(Aim of the task):
Scan the data below and pick out the lines containing the word "design".

(Exercise material):

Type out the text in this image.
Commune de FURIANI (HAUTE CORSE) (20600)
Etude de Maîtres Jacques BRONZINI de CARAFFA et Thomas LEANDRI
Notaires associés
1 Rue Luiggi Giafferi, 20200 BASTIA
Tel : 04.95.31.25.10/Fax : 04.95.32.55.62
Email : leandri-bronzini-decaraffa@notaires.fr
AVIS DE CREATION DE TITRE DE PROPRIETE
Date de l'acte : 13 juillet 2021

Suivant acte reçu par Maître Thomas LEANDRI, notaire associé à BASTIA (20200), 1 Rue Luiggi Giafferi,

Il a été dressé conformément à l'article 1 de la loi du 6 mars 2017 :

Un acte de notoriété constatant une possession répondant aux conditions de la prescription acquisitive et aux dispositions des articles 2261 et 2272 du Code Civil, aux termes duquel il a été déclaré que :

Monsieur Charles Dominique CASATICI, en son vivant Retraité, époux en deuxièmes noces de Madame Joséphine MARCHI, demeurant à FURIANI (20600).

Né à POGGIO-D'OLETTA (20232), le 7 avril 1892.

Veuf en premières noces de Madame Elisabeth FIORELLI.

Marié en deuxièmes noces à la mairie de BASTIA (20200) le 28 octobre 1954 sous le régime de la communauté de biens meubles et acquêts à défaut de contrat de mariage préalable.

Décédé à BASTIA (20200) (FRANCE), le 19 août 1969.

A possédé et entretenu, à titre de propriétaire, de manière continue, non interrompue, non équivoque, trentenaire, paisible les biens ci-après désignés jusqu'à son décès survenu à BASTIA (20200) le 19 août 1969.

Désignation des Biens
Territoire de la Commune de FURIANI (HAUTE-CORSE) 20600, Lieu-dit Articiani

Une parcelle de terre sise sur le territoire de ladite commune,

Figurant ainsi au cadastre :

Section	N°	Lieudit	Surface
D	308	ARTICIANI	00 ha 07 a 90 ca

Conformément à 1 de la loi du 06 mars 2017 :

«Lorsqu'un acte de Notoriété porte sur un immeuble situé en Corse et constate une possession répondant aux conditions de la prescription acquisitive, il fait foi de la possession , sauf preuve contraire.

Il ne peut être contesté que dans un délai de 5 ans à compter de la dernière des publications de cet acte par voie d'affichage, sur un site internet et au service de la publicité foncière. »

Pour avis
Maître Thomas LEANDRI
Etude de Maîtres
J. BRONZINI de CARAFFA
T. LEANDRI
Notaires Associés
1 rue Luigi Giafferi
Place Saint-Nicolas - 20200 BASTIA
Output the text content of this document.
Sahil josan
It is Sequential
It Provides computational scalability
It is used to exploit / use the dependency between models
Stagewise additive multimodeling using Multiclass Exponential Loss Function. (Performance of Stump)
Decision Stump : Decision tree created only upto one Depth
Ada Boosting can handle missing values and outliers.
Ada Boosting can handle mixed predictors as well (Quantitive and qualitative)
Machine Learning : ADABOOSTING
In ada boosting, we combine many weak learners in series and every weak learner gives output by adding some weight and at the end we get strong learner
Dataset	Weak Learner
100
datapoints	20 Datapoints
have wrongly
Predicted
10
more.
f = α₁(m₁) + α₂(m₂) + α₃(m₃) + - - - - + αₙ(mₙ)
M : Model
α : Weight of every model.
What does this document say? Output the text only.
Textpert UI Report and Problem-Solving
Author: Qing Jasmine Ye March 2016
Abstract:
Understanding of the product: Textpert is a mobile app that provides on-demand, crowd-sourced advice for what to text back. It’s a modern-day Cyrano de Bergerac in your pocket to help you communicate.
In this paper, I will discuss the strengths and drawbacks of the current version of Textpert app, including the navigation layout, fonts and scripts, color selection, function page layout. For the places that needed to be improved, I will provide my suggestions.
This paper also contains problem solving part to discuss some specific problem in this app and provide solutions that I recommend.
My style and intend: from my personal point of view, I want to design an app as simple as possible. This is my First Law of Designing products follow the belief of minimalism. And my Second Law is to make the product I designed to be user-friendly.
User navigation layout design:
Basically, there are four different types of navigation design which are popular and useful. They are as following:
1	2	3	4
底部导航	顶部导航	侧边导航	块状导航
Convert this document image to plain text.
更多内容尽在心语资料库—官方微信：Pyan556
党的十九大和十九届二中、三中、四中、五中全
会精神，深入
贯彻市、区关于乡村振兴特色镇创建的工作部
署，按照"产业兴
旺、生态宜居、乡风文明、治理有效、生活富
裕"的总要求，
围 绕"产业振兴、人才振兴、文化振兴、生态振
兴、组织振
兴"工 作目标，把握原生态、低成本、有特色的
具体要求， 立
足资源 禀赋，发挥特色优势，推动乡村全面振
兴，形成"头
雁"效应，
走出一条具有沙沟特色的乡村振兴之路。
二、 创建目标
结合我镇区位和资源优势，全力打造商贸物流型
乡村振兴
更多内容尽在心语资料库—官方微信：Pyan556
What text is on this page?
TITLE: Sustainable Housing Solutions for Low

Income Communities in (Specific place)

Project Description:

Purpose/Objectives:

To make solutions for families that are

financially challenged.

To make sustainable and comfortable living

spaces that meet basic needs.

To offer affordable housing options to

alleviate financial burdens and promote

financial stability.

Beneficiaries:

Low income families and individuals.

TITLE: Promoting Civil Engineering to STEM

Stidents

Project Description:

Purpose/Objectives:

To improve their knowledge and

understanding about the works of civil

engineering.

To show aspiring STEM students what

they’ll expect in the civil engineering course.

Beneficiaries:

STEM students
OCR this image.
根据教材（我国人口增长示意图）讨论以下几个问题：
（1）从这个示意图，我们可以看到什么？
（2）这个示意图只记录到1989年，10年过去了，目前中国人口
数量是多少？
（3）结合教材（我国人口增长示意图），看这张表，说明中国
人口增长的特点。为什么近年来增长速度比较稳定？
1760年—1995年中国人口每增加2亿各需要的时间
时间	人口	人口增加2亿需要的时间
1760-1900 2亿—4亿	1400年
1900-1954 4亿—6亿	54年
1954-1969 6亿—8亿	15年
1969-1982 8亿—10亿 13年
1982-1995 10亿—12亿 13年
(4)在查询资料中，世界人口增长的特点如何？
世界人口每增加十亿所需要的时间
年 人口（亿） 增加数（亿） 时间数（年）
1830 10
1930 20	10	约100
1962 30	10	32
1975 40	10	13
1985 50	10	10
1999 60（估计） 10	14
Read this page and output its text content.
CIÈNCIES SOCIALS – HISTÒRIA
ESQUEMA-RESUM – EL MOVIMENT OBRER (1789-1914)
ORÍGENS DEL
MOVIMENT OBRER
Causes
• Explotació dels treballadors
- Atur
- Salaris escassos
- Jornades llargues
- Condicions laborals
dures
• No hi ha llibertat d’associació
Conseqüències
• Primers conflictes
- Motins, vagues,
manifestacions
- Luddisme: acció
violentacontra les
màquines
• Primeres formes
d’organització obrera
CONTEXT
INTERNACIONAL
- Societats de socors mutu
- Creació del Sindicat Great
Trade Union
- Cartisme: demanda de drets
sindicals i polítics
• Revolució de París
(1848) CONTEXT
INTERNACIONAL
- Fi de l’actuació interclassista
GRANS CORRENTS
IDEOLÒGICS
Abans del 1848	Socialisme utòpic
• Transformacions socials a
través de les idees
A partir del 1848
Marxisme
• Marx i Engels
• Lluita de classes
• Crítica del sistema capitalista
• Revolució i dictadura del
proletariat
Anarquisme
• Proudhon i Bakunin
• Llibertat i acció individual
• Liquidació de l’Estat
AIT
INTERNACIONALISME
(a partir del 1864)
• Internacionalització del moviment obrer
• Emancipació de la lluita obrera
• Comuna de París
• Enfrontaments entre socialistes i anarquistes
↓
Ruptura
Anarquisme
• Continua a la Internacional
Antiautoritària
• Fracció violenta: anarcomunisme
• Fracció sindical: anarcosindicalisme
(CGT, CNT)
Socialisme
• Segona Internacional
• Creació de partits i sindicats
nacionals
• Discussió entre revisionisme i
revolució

(Response for this exercise):
My style and intend: from my personal point of view, I want to design an app as simple as possible. This is my First Law of Designing products follow the belief of minimalism. And my Second Law is to make the product I designed to be user-friendly.
User navigation layout design:
Basically, there are four different types of navigation design which are popular and useful. They are as following:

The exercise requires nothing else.